● SHORT PROBLEM
How many lines in the listing below include the word "фотокнига"? Reply with the count alone.

# Start of DATA LINES

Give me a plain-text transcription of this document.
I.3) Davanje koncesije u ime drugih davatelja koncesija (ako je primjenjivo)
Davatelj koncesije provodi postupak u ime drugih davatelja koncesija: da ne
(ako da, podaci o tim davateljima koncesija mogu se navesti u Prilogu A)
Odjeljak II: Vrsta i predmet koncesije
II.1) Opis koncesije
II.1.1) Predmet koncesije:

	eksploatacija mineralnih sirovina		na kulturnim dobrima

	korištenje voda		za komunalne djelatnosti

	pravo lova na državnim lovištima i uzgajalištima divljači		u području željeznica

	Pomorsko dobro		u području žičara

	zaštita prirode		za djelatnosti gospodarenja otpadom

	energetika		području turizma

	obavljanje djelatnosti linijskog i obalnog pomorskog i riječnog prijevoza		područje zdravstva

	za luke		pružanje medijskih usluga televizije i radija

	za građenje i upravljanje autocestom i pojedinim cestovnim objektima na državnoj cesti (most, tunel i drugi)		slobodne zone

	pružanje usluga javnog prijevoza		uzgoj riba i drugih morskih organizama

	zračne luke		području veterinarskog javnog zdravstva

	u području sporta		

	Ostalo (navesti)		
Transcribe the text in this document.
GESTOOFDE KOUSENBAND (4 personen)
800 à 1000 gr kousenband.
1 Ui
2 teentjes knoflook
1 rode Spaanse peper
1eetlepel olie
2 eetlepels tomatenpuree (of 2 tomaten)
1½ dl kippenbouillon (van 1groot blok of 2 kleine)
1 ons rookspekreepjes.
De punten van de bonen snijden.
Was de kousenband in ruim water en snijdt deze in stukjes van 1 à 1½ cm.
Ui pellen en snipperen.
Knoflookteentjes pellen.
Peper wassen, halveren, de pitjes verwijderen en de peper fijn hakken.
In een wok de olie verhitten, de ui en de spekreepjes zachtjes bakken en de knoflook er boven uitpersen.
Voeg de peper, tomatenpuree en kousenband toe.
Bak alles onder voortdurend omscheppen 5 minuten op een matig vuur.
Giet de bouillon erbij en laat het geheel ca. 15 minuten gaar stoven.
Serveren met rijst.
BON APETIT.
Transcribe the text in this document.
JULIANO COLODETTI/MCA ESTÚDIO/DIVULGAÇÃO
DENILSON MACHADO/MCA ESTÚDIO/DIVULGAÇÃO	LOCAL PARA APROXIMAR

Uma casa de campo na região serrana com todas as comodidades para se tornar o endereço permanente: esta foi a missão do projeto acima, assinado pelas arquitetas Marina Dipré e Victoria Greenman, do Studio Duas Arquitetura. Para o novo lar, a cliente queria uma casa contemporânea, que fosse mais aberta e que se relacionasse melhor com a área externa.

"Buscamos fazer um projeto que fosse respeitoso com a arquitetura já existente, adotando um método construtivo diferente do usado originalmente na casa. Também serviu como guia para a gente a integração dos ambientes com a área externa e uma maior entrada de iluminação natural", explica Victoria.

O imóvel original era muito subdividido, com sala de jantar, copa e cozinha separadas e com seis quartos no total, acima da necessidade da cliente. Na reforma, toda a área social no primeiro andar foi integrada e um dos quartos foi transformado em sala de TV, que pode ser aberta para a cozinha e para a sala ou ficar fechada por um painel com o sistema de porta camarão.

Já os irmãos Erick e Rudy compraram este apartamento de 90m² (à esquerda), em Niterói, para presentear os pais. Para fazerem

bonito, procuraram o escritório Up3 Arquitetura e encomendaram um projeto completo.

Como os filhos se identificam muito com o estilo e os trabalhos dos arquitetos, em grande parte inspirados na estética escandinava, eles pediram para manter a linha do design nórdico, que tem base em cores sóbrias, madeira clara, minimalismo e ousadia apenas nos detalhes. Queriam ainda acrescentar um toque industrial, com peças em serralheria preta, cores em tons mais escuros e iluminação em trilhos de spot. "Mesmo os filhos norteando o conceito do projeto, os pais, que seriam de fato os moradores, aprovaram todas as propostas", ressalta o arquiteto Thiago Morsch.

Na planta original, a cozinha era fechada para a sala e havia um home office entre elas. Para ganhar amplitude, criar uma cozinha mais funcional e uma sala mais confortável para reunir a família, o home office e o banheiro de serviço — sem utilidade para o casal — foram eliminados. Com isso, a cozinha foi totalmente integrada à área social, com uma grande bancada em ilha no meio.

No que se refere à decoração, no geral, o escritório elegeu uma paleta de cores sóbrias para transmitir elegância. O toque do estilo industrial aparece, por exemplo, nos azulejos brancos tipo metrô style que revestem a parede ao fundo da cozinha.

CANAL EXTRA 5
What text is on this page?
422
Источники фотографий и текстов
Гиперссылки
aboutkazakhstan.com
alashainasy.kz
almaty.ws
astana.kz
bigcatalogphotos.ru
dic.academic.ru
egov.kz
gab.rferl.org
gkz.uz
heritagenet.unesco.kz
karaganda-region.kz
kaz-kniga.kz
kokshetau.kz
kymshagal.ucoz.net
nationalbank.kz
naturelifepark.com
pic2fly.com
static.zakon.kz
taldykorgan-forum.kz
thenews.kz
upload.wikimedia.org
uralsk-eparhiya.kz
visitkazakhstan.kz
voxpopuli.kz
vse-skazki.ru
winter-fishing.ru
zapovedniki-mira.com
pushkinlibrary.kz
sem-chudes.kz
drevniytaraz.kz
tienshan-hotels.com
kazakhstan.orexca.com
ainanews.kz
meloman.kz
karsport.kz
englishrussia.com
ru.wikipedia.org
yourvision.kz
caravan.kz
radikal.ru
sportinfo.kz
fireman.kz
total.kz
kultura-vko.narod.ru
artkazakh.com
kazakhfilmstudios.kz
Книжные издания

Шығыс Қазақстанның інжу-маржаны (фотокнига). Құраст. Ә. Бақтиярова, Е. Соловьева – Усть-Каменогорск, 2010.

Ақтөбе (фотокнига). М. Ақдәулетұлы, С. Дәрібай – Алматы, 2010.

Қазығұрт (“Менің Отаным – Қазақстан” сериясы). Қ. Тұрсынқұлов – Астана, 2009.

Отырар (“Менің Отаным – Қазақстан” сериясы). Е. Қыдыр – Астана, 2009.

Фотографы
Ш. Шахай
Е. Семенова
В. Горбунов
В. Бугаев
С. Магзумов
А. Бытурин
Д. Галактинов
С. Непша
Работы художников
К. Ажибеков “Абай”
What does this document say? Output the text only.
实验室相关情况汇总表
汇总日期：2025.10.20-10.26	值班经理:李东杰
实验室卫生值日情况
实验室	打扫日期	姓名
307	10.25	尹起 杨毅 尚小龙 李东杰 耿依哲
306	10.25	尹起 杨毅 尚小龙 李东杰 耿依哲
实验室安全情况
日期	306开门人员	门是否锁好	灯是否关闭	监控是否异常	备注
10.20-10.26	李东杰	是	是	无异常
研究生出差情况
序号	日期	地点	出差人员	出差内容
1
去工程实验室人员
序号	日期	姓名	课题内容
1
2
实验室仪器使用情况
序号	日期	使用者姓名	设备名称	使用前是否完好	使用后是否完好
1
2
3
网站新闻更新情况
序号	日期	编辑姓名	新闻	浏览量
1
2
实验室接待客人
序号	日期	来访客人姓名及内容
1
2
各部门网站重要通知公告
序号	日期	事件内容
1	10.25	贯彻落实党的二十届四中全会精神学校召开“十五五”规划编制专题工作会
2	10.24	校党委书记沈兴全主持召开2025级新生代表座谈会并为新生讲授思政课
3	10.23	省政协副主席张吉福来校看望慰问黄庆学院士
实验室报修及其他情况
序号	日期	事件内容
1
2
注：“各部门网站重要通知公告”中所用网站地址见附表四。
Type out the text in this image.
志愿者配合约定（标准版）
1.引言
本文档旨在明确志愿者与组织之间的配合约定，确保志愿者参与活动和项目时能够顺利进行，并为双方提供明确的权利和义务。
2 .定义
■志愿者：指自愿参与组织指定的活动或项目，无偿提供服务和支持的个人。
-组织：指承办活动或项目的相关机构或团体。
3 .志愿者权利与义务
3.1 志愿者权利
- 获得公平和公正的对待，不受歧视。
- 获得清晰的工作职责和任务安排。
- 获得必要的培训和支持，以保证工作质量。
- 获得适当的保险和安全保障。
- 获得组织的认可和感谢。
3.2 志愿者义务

# End of DATA LINES

● FINAL RESULT
2